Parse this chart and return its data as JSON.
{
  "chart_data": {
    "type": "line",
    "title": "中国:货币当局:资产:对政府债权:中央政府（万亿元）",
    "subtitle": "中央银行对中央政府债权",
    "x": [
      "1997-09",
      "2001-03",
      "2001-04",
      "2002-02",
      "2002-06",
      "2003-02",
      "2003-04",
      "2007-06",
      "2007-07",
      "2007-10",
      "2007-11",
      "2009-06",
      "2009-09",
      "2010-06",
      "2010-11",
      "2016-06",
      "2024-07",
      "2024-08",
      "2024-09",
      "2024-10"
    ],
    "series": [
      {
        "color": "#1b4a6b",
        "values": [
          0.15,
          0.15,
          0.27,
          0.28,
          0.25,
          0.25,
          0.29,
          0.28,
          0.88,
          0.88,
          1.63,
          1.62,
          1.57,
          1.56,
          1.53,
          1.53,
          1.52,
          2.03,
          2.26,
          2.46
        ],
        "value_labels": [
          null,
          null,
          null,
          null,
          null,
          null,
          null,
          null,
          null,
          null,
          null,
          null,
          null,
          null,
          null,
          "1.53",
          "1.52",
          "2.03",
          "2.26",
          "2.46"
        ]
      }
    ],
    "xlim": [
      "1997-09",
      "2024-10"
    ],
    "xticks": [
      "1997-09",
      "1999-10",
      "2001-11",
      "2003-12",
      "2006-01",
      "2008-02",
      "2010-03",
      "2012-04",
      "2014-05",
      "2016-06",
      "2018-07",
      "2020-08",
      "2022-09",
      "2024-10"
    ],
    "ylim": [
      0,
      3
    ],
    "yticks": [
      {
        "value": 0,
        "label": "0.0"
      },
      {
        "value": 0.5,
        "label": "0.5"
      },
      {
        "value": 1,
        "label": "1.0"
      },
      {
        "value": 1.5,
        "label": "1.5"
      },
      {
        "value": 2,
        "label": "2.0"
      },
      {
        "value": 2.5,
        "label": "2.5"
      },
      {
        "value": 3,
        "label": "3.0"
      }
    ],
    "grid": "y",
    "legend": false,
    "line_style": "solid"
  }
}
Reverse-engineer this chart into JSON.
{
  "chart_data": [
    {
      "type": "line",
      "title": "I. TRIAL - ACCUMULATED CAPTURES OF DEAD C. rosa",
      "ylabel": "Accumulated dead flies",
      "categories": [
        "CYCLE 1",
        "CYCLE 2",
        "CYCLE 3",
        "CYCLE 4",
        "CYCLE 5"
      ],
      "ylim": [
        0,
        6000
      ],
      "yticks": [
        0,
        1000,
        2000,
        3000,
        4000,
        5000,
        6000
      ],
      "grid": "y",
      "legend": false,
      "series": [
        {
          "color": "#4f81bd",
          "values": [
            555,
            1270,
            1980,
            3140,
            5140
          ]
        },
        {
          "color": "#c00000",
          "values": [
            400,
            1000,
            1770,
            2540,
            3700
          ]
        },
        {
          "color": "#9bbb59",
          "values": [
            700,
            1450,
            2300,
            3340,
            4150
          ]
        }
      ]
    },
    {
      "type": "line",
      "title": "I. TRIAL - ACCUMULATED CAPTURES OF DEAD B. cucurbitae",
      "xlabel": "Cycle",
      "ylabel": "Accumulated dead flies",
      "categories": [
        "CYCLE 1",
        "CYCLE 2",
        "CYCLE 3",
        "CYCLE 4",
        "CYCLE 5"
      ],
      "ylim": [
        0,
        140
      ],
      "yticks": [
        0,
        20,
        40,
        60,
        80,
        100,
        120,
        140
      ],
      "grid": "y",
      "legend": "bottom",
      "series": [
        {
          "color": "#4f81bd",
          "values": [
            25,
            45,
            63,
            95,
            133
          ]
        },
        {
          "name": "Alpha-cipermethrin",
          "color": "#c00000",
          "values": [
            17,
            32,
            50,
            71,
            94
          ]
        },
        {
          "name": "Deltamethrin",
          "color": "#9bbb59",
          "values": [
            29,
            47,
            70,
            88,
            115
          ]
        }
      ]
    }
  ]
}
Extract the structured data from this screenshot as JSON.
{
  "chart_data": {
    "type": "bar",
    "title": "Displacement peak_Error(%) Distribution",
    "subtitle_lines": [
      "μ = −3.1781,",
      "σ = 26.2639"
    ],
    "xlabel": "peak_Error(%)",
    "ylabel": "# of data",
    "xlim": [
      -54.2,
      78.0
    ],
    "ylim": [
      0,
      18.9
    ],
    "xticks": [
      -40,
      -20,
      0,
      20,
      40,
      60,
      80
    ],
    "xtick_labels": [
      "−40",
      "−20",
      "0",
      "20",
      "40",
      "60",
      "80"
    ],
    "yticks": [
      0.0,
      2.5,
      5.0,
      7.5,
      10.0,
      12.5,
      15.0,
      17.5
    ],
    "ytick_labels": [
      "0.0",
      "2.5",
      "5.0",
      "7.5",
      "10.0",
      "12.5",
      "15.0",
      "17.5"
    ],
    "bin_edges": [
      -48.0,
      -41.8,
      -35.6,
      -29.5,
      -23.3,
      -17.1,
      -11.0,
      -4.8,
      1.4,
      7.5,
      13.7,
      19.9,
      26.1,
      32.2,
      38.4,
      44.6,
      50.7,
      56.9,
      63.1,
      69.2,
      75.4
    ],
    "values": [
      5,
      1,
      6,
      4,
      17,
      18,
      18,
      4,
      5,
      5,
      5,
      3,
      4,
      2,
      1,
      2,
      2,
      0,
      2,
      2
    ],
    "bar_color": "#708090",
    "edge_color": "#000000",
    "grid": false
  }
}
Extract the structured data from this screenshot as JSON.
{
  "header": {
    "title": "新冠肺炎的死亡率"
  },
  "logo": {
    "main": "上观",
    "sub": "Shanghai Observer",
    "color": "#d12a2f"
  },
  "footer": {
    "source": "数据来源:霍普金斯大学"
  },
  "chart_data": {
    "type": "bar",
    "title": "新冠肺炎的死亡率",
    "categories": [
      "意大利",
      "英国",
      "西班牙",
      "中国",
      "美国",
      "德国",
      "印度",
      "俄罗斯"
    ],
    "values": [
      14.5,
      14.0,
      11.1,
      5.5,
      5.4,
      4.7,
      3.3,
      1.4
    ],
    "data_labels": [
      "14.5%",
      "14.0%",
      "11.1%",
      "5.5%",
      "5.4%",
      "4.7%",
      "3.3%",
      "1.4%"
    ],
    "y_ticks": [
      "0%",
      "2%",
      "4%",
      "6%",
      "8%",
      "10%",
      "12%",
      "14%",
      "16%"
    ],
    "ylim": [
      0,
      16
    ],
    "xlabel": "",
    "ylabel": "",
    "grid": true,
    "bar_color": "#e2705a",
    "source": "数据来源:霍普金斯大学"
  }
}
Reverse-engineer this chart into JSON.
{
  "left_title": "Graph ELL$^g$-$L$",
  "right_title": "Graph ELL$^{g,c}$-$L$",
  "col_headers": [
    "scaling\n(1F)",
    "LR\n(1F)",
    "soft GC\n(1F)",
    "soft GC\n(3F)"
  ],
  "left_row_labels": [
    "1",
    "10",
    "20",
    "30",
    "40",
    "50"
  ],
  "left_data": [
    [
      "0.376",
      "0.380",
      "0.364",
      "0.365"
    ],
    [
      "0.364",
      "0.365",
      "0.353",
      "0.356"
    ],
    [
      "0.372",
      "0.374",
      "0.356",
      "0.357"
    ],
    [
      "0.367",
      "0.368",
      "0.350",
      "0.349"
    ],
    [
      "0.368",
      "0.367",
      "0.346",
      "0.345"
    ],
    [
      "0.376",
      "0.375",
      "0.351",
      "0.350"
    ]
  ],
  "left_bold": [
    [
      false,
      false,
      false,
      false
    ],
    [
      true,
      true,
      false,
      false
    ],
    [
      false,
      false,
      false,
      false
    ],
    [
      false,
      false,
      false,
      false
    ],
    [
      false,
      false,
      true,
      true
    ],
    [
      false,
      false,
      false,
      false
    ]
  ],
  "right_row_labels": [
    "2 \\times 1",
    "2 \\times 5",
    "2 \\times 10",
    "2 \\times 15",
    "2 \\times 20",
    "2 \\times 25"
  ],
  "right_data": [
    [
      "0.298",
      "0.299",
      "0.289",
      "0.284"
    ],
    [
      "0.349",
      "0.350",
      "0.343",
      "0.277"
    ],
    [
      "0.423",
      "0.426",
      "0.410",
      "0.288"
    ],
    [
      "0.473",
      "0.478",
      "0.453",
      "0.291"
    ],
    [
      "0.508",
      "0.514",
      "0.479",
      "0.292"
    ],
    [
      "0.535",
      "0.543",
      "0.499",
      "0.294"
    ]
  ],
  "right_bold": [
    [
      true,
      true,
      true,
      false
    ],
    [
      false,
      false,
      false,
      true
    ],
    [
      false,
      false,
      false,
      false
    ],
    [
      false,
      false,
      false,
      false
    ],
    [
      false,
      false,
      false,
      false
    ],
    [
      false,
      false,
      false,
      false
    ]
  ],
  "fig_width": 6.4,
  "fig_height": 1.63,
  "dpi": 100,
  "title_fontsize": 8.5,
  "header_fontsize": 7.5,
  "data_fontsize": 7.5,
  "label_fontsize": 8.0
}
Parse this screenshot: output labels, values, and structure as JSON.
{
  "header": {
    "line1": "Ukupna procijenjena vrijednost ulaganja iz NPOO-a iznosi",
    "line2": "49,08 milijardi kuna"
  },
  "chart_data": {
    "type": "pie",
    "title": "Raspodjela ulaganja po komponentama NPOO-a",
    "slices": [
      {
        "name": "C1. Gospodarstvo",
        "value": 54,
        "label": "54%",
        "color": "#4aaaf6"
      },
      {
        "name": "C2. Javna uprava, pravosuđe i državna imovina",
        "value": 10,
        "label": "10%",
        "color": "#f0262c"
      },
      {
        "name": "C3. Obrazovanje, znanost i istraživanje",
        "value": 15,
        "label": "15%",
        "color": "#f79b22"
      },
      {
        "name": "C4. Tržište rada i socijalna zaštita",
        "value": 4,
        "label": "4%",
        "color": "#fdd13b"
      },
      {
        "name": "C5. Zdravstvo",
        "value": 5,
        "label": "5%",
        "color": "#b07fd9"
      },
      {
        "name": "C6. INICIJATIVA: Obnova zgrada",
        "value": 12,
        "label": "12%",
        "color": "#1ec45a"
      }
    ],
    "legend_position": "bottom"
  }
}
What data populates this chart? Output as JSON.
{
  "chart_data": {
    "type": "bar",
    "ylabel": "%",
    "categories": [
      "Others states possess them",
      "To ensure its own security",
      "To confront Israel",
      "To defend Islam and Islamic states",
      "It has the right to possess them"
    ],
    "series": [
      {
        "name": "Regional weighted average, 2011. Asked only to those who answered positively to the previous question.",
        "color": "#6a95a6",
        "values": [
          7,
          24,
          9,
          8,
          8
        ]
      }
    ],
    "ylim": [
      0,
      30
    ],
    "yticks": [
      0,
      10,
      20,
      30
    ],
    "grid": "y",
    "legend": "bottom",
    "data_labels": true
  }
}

== Set exercise ==
Going through the entries above, report how many lines include the string "name". The number alone is the answer.

== Answer ==
9